* Goal:
Output every line of the data exactly as it appears.
========================================================================
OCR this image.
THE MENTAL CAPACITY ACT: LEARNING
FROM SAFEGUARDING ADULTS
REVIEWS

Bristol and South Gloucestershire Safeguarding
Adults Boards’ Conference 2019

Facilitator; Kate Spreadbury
========================================================================
* Worked solution:
OCR this image.
THE MENTAL CAPACITY ACT: LEARNING
FROM SAFEGUARDING ADULTS
REVIEWS

Bristol and South Gloucestershire Safeguarding
Adults Boards’ Conference 2019

Facilitator; Kate Spreadbury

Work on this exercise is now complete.